Begin Data supplied
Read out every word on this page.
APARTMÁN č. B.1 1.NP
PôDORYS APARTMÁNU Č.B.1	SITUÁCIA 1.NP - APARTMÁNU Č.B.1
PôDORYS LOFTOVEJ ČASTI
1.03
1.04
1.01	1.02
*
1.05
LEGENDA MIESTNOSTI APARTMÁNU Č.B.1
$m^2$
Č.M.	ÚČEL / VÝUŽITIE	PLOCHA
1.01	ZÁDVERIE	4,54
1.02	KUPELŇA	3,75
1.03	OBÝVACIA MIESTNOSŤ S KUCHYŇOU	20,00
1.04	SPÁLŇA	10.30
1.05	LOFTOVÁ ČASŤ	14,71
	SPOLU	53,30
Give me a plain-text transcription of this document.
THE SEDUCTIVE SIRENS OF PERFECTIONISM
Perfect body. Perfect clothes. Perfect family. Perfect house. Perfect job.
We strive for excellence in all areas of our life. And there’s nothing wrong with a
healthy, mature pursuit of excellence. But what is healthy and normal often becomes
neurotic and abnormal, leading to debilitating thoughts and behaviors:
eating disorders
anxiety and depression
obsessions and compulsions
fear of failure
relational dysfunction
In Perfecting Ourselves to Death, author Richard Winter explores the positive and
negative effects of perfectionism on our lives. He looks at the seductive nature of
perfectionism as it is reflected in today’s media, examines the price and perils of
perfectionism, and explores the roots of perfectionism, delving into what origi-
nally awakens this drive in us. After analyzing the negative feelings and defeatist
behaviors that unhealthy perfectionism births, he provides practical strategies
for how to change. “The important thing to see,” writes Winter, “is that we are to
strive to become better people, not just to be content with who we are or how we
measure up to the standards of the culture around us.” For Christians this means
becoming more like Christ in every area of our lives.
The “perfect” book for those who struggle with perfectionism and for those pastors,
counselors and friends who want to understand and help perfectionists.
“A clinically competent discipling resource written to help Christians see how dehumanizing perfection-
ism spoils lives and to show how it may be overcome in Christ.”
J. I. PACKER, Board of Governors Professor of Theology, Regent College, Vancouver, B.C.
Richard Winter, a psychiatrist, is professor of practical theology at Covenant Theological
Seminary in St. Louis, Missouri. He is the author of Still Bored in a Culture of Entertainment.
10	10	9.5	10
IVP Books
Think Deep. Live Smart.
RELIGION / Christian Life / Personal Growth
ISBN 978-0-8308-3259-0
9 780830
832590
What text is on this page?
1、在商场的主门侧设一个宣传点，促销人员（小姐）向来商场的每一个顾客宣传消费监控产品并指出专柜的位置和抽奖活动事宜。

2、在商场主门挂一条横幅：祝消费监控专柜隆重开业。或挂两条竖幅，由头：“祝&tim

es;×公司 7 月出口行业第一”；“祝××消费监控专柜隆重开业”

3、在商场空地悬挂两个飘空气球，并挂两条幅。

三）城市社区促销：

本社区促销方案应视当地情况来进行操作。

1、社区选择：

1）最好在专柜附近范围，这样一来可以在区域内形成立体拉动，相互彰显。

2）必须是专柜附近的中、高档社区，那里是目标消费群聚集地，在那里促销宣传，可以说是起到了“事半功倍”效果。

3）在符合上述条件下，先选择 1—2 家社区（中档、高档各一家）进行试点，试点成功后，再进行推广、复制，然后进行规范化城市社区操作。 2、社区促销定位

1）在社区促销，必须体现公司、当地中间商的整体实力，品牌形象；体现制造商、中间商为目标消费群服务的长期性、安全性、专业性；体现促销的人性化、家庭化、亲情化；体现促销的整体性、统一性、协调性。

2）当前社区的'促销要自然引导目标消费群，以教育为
End Data supplied
Output the full listing without altering anything.

Exercise answer:
Read out every word on this page.
APARTMÁN č. B.1 1.NP
PôDORYS APARTMÁNU Č.B.1	SITUÁCIA 1.NP - APARTMÁNU Č.B.1
PôDORYS LOFTOVEJ ČASTI
1.03
1.04
1.01	1.02
*
1.05
LEGENDA MIESTNOSTI APARTMÁNU Č.B.1
$m^2$
Č.M.	ÚČEL / VÝUŽITIE	PLOCHA
1.01	ZÁDVERIE	4,54
1.02	KUPELŇA	3,75
1.03	OBÝVACIA MIESTNOSŤ S KUCHYŇOU	20,00
1.04	SPÁLŇA	10.30
1.05	LOFTOVÁ ČASŤ	14,71
	SPOLU	53,30
Give me a plain-text transcription of this document.
THE SEDUCTIVE SIRENS OF PERFECTIONISM
Perfect body. Perfect clothes. Perfect family. Perfect house. Perfect job.
We strive for excellence in all areas of our life. And there’s nothing wrong with a
healthy, mature pursuit of excellence. But what is healthy and normal often becomes
neurotic and abnormal, leading to debilitating thoughts and behaviors:
eating disorders
anxiety and depression
obsessions and compulsions
fear of failure
relational dysfunction
In Perfecting Ourselves to Death, author Richard Winter explores the positive and
negative effects of perfectionism on our lives. He looks at the seductive nature of
perfectionism as it is reflected in today’s media, examines the price and perils of
perfectionism, and explores the roots of perfectionism, delving into what origi-
nally awakens this drive in us. After analyzing the negative feelings and defeatist
behaviors that unhealthy perfectionism births, he provides practical strategies
for how to change. “The important thing to see,” writes Winter, “is that we are to
strive to become better people, not just to be content with who we are or how we
measure up to the standards of the culture around us.” For Christians this means
becoming more like Christ in every area of our lives.
The “perfect” book for those who struggle with perfectionism and for those pastors,
counselors and friends who want to understand and help perfectionists.
“A clinically competent discipling resource written to help Christians see how dehumanizing perfection-
ism spoils lives and to show how it may be overcome in Christ.”
J. I. PACKER, Board of Governors Professor of Theology, Regent College, Vancouver, B.C.
Richard Winter, a psychiatrist, is professor of practical theology at Covenant Theological
Seminary in St. Louis, Missouri. He is the author of Still Bored in a Culture of Entertainment.
10	10	9.5	10
IVP Books
Think Deep. Live Smart.
RELIGION / Christian Life / Personal Growth
ISBN 978-0-8308-3259-0
9 780830
832590
What text is on this page?
1、在商场的主门侧设一个宣传点，促销人员（小姐）向来商场的每一个顾客宣传消费监控产品并指出专柜的位置和抽奖活动事宜。

2、在商场主门挂一条横幅：祝消费监控专柜隆重开业。或挂两条竖幅，由头：“祝&tim

es;×公司 7 月出口行业第一”；“祝××消费监控专柜隆重开业”

3、在商场空地悬挂两个飘空气球，并挂两条幅。

三）城市社区促销：

本社区促销方案应视当地情况来进行操作。

1、社区选择：

1）最好在专柜附近范围，这样一来可以在区域内形成立体拉动，相互彰显。

2）必须是专柜附近的中、高档社区，那里是目标消费群聚集地，在那里促销宣传，可以说是起到了“事半功倍”效果。

3）在符合上述条件下，先选择 1—2 家社区（中档、高档各一家）进行试点，试点成功后，再进行推广、复制，然后进行规范化城市社区操作。 2、社区促销定位

1）在社区促销，必须体现公司、当地中间商的整体实力，品牌形象；体现制造商、中间商为目标消费群服务的长期性、安全性、专业性；体现促销的人性化、家庭化、亲情化；体现促销的整体性、统一性、协调性。

2）当前社区的'促销要自然引导目标消费群，以教育为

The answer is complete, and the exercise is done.